__PROBLEM REQUIREMENTS__
Below is a set of records; print all of them exactly as written.

>> START GIVEN DATA

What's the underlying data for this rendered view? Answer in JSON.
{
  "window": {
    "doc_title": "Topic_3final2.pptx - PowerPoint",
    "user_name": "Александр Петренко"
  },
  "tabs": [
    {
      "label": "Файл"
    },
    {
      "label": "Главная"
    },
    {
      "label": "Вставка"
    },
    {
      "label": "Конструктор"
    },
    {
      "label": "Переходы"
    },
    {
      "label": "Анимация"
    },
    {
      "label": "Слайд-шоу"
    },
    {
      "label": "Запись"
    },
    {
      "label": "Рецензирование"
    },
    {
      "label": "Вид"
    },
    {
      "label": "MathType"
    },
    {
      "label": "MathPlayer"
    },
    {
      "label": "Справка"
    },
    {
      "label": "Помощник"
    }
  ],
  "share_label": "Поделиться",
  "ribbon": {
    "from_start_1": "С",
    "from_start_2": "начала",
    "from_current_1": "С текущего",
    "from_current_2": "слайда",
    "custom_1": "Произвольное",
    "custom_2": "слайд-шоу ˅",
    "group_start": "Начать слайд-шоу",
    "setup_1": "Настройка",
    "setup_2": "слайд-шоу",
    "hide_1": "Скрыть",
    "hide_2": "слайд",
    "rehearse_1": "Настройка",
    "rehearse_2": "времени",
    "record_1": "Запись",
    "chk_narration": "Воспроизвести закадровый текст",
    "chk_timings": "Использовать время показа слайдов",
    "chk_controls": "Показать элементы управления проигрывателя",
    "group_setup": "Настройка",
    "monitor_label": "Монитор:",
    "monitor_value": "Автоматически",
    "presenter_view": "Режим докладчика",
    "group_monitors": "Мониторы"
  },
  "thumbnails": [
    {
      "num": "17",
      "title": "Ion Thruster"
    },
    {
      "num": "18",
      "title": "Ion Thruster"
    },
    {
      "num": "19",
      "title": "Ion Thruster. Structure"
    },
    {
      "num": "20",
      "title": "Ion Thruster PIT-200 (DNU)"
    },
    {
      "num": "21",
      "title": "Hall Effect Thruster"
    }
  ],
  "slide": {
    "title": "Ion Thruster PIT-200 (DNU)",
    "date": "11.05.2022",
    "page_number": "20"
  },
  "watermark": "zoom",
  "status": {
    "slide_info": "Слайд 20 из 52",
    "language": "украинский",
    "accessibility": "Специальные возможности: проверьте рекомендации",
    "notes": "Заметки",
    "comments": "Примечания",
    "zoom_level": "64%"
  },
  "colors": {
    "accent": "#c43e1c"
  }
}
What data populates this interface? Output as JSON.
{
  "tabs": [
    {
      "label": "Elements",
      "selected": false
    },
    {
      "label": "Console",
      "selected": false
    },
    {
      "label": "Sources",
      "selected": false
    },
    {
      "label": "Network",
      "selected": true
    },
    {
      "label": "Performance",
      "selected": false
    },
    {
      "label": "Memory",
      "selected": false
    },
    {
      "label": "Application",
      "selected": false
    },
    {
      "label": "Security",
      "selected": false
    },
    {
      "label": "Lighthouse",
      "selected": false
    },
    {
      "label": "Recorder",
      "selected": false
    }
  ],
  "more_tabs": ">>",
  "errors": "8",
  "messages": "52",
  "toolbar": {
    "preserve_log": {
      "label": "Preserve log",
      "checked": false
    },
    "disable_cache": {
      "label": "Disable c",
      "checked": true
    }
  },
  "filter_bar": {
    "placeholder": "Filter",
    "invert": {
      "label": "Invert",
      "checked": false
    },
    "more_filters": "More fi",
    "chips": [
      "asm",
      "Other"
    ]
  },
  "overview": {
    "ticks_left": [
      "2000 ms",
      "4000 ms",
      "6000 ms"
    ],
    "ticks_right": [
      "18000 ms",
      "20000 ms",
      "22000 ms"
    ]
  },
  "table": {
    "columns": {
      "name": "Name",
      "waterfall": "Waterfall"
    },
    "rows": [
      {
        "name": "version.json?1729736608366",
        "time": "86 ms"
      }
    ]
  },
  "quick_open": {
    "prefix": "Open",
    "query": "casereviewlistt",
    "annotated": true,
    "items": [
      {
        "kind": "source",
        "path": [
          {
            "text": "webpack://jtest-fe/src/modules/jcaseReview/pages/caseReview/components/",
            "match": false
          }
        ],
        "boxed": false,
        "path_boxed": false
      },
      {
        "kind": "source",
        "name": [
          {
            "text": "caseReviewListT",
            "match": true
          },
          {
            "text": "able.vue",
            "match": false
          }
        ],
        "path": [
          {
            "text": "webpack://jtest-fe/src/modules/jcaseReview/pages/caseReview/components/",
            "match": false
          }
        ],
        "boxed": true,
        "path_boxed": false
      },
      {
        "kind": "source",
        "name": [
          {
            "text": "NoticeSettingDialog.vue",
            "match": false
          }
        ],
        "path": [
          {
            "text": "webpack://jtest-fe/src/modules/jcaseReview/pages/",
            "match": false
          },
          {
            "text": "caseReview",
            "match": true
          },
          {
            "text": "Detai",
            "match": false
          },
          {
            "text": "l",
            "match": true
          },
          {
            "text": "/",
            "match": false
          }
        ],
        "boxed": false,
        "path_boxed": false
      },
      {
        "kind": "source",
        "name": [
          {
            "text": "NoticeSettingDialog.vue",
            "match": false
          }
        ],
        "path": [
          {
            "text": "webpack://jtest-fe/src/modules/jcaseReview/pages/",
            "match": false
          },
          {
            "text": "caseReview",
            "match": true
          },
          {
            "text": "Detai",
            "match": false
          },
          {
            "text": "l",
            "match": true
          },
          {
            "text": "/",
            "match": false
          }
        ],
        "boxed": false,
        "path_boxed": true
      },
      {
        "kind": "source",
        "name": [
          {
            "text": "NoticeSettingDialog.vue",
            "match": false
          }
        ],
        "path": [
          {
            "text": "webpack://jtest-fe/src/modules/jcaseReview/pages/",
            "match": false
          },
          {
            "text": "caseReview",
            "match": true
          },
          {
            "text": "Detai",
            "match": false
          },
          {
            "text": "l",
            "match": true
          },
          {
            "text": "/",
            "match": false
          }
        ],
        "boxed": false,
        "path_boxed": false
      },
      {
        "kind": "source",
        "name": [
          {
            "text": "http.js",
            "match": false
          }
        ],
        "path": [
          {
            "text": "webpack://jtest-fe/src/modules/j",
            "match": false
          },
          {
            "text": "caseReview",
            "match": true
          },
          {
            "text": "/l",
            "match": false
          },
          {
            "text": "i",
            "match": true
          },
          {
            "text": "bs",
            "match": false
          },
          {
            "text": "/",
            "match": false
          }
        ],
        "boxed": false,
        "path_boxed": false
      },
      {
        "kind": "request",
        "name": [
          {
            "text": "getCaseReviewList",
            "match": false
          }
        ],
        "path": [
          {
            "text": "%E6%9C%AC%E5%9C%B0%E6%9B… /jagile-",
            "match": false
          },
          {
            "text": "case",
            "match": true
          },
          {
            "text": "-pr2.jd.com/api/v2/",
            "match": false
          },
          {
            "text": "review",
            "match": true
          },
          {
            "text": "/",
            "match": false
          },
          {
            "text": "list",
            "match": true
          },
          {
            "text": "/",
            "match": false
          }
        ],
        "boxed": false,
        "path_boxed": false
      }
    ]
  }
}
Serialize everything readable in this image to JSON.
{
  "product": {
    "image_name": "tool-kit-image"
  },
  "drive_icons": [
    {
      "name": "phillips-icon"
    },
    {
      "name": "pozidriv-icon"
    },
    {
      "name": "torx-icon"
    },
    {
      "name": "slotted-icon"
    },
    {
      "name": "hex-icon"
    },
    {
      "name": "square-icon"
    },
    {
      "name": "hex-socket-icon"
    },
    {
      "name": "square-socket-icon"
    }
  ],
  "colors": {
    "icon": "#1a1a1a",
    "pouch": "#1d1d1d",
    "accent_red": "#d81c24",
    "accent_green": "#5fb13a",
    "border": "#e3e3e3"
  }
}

>> END GIVEN DATA

__IN RESPONSE__
What's the underlying data for this rendered view? Answer in JSON.
{
  "window": {
    "doc_title": "Topic_3final2.pptx - PowerPoint",
    "user_name": "Александр Петренко"
  },
  "tabs": [
    {
      "label": "Файл"
    },
    {
      "label": "Главная"
    },
    {
      "label": "Вставка"
    },
    {
      "label": "Конструктор"
    },
    {
      "label": "Переходы"
    },
    {
      "label": "Анимация"
    },
    {
      "label": "Слайд-шоу"
    },
    {
      "label": "Запись"
    },
    {
      "label": "Рецензирование"
    },
    {
      "label": "Вид"
    },
    {
      "label": "MathType"
    },
    {
      "label": "MathPlayer"
    },
    {
      "label": "Справка"
    },
    {
      "label": "Помощник"
    }
  ],
  "share_label": "Поделиться",
  "ribbon": {
    "from_start_1": "С",
    "from_start_2": "начала",
    "from_current_1": "С текущего",
    "from_current_2": "слайда",
    "custom_1": "Произвольное",
    "custom_2": "слайд-шоу ˅",
    "group_start": "Начать слайд-шоу",
    "setup_1": "Настройка",
    "setup_2": "слайд-шоу",
    "hide_1": "Скрыть",
    "hide_2": "слайд",
    "rehearse_1": "Настройка",
    "rehearse_2": "времени",
    "record_1": "Запись",
    "chk_narration": "Воспроизвести закадровый текст",
    "chk_timings": "Использовать время показа слайдов",
    "chk_controls": "Показать элементы управления проигрывателя",
    "group_setup": "Настройка",
    "monitor_label": "Монитор:",
    "monitor_value": "Автоматически",
    "presenter_view": "Режим докладчика",
    "group_monitors": "Мониторы"
  },
  "thumbnails": [
    {
      "num": "17",
      "title": "Ion Thruster"
    },
    {
      "num": "18",
      "title": "Ion Thruster"
    },
    {
      "num": "19",
      "title": "Ion Thruster. Structure"
    },
    {
      "num": "20",
      "title": "Ion Thruster PIT-200 (DNU)"
    },
    {
      "num": "21",
      "title": "Hall Effect Thruster"
    }
  ],
  "slide": {
    "title": "Ion Thruster PIT-200 (DNU)",
    "date": "11.05.2022",
    "page_number": "20"
  },
  "watermark": "zoom",
  "status": {
    "slide_info": "Слайд 20 из 52",
    "language": "украинский",
    "accessibility": "Специальные возможности: проверьте рекомендации",
    "notes": "Заметки",
    "comments": "Примечания",
    "zoom_level": "64%"
  },
  "colors": {
    "accent": "#c43e1c"
  }
}
What data populates this interface? Output as JSON.
{
  "tabs": [
    {
      "label": "Elements",
      "selected": false
    },
    {
      "label": "Console",
      "selected": false
    },
    {
      "label": "Sources",
      "selected": false
    },
    {
      "label": "Network",
      "selected": true
    },
    {
      "label": "Performance",
      "selected": false
    },
    {
      "label": "Memory",
      "selected": false
    },
    {
      "label": "Application",
      "selected": false
    },
    {
      "label": "Security",
      "selected": false
    },
    {
      "label": "Lighthouse",
      "selected": false
    },
    {
      "label": "Recorder",
      "selected": false
    }
  ],
  "more_tabs": ">>",
  "errors": "8",
  "messages": "52",
  "toolbar": {
    "preserve_log": {
      "label": "Preserve log",
      "checked": false
    },
    "disable_cache": {
      "label": "Disable c",
      "checked": true
    }
  },
  "filter_bar": {
    "placeholder": "Filter",
    "invert": {
      "label": "Invert",
      "checked": false
    },
    "more_filters": "More fi",
    "chips": [
      "asm",
      "Other"
    ]
  },
  "overview": {
    "ticks_left": [
      "2000 ms",
      "4000 ms",
      "6000 ms"
    ],
    "ticks_right": [
      "18000 ms",
      "20000 ms",
      "22000 ms"
    ]
  },
  "table": {
    "columns": {
      "name": "Name",
      "waterfall": "Waterfall"
    },
    "rows": [
      {
        "name": "version.json?1729736608366",
        "time": "86 ms"
      }
    ]
  },
  "quick_open": {
    "prefix": "Open",
    "query": "casereviewlistt",
    "annotated": true,
    "items": [
      {
        "kind": "source",
        "path": [
          {
            "text": "webpack://jtest-fe/src/modules/jcaseReview/pages/caseReview/components/",
            "match": false
          }
        ],
        "boxed": false,
        "path_boxed": false
      },
      {
        "kind": "source",
        "name": [
          {
            "text": "caseReviewListT",
            "match": true
          },
          {
            "text": "able.vue",
            "match": false
          }
        ],
        "path": [
          {
            "text": "webpack://jtest-fe/src/modules/jcaseReview/pages/caseReview/components/",
            "match": false
          }
        ],
        "boxed": true,
        "path_boxed": false
      },
      {
        "kind": "source",
        "name": [
          {
            "text": "NoticeSettingDialog.vue",
            "match": false
          }
        ],
        "path": [
          {
            "text": "webpack://jtest-fe/src/modules/jcaseReview/pages/",
            "match": false
          },
          {
            "text": "caseReview",
            "match": true
          },
          {
            "text": "Detai",
            "match": false
          },
          {
            "text": "l",
            "match": true
          },
          {
            "text": "/",
            "match": false
          }
        ],
        "boxed": false,
        "path_boxed": false
      },
      {
        "kind": "source",
        "name": [
          {
            "text": "NoticeSettingDialog.vue",
            "match": false
          }
        ],
        "path": [
          {
            "text": "webpack://jtest-fe/src/modules/jcaseReview/pages/",
            "match": false
          },
          {
            "text": "caseReview",
            "match": true
          },
          {
            "text": "Detai",
            "match": false
          },
          {
            "text": "l",
            "match": true
          },
          {
            "text": "/",
            "match": false
          }
        ],
        "boxed": false,
        "path_boxed": true
      },
      {
        "kind": "source",
        "name": [
          {
            "text": "NoticeSettingDialog.vue",
            "match": false
          }
        ],
        "path": [
          {
            "text": "webpack://jtest-fe/src/modules/jcaseReview/pages/",
            "match": false
          },
          {
            "text": "caseReview",
            "match": true
          },
          {
            "text": "Detai",
            "match": false
          },
          {
            "text": "l",
            "match": true
          },
          {
            "text": "/",
            "match": false
          }
        ],
        "boxed": false,
        "path_boxed": false
      },
      {
        "kind": "source",
        "name": [
          {
            "text": "http.js",
            "match": false
          }
        ],
        "path": [
          {
            "text": "webpack://jtest-fe/src/modules/j",
            "match": false
          },
          {
            "text": "caseReview",
            "match": true
          },
          {
            "text": "/l",
            "match": false
          },
          {
            "text": "i",
            "match": true
          },
          {
            "text": "bs",
            "match": false
          },
          {
            "text": "/",
            "match": false
          }
        ],
        "boxed": false,
        "path_boxed": false
      },
      {
        "kind": "request",
        "name": [
          {
            "text": "getCaseReviewList",
            "match": false
          }
        ],
        "path": [
          {
            "text": "%E6%9C%AC%E5%9C%B0%E6%9B… /jagile-",
            "match": false
          },
          {
            "text": "case",
            "match": true
          },
          {
            "text": "-pr2.jd.com/api/v2/",
            "match": false
          },
          {
            "text": "review",
            "match": true
          },
          {
            "text": "/",
            "match": false
          },
          {
            "text": "list",
            "match": true
          },
          {
            "text": "/",
            "match": false
          }
        ],
        "boxed": false,
        "path_boxed": false
      }
    ]
  }
}
Serialize everything readable in this image to JSON.
{
  "product": {
    "image_name": "tool-kit-image"
  },
  "drive_icons": [
    {
      "name": "phillips-icon"
    },
    {
      "name": "pozidriv-icon"
    },
    {
      "name": "torx-icon"
    },
    {
      "name": "slotted-icon"
    },
    {
      "name": "hex-icon"
    },
    {
      "name": "square-icon"
    },
    {
      "name": "hex-socket-icon"
    },
    {
      "name": "square-socket-icon"
    }
  ],
  "colors": {
    "icon": "#1a1a1a",
    "pouch": "#1d1d1d",
    "accent_red": "#d81c24",
    "accent_green": "#5fb13a",
    "border": "#e3e3e3"
  }
}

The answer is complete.